- Excerpted records -
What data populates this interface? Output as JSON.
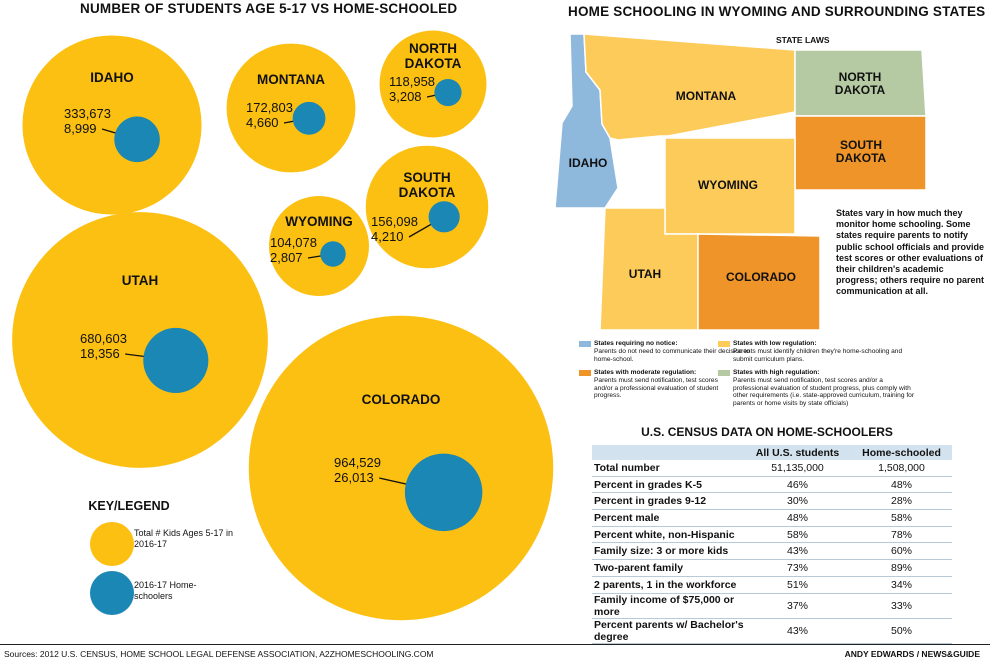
{
  "header": {
    "left_title": "NUMBER OF STUDENTS AGE 5-17 VS HOME-SCHOOLED",
    "right_title": "HOME SCHOOLING IN WYOMING AND SURROUNDING STATES"
  },
  "chart_data": [
    {
      "type": "bubble",
      "title": "NUMBER OF STUDENTS AGE 5-17 VS HOME-SCHOOLED",
      "series": [
        {
          "name": "Total # Kids Ages 5-17 in 2016-17",
          "color": "#FCC013"
        },
        {
          "name": "2016-17 Home-schoolers",
          "color": "#1B87B4"
        }
      ],
      "states": [
        {
          "name": "IDAHO",
          "total": 333673,
          "homeschool": 8999,
          "total_label": "333,673",
          "home_label": "8,999"
        },
        {
          "name": "MONTANA",
          "total": 172803,
          "homeschool": 4660,
          "total_label": "172,803",
          "home_label": "4,660"
        },
        {
          "name": "NORTH DAKOTA",
          "total": 118958,
          "homeschool": 3208,
          "total_label": "118,958",
          "home_label": "3,208"
        },
        {
          "name": "SOUTH DAKOTA",
          "total": 156098,
          "homeschool": 4210,
          "total_label": "156,098",
          "home_label": "4,210"
        },
        {
          "name": "WYOMING",
          "total": 104078,
          "homeschool": 2807,
          "total_label": "104,078",
          "home_label": "2,807"
        },
        {
          "name": "UTAH",
          "total": 680603,
          "homeschool": 18356,
          "total_label": "680,603",
          "home_label": "18,356"
        },
        {
          "name": "COLORADO",
          "total": 964529,
          "homeschool": 26013,
          "total_label": "964,529",
          "home_label": "26,013"
        }
      ]
    },
    {
      "type": "table",
      "title": "U.S. CENSUS DATA ON HOME-SCHOOLERS",
      "columns": [
        "",
        "All U.S. students",
        "Home-schooled"
      ],
      "rows": [
        {
          "label": "Total number",
          "all": "51,135,000",
          "home": "1,508,000"
        },
        {
          "label": "Percent in grades K-5",
          "all": "46%",
          "home": "48%"
        },
        {
          "label": "Percent in grades 9-12",
          "all": "30%",
          "home": "28%"
        },
        {
          "label": "Percent male",
          "all": "48%",
          "home": "58%"
        },
        {
          "label": "Percent white, non-Hispanic",
          "all": "58%",
          "home": "78%"
        },
        {
          "label": "Family size: 3 or more kids",
          "all": "43%",
          "home": "60%"
        },
        {
          "label": "Two-parent family",
          "all": "73%",
          "home": "89%"
        },
        {
          "label": "2 parents, 1 in the workforce",
          "all": "51%",
          "home": "34%"
        },
        {
          "label": "Family income of $75,000 or more",
          "all": "37%",
          "home": "33%"
        },
        {
          "label": "Percent parents w/ Bachelor's degree",
          "all": "43%",
          "home": "50%"
        }
      ]
    }
  ],
  "key": {
    "title": "KEY/LEGEND",
    "total_label": "Total # Kids Ages 5-17 in 2016-17",
    "home_label": "2016-17 Home-schoolers"
  },
  "map": {
    "subtitle": "STATE LAWS",
    "note": "States vary in how much they monitor home schooling. Some states require parents to notify public school officials and provide test scores or other evaluations of their children's academic progress; others require no parent communication at all.",
    "colors": {
      "no_notice": "#8FB8DD",
      "low": "#FCCB5A",
      "moderate": "#EE9428",
      "high": "#B5C9A2"
    },
    "states": {
      "idaho": "IDAHO",
      "montana": "MONTANA",
      "north_dakota": [
        "NORTH",
        "DAKOTA"
      ],
      "south_dakota": [
        "SOUTH",
        "DAKOTA"
      ],
      "wyoming": "WYOMING",
      "utah": "UTAH",
      "colorado": "COLORADO"
    },
    "legend": {
      "no_notice_title": "States requiring no notice:",
      "no_notice_desc": "Parents do not need to communicate their decision to home-school.",
      "low_title": "States with low regulation:",
      "low_desc": "Parents must identify children they're home-schooling and submit curriculum plans.",
      "moderate_title": "States with moderate regulation:",
      "moderate_desc": "Parents must send notification, test scores and/or a professional evaluation of student progress.",
      "high_title": "States with high regulation:",
      "high_desc": "Parents must send notification, test scores and/or a professional evaluation of student progress, plus comply with other requirements (i.e. state-approved curriculum, training for parents or home visits by state officials)"
    }
  },
  "footer": {
    "sources": "Sources: 2012 U.S. CENSUS, HOME SCHOOL LEGAL DEFENSE ASSOCIATION, A2ZHOMESCHOOLING.COM",
    "credit": "ANDY EDWARDS / NEWS&GUIDE"
  }
}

- Given exercise -
Scan the records above for the string "WYOMING", then select every line that holds it.

- Exercise solution -
    "right_title": "HOME SCHOOLING IN WYOMING AND SURROUNDING STATES"
          "name": "WYOMING",
      "wyoming": "WYOMING",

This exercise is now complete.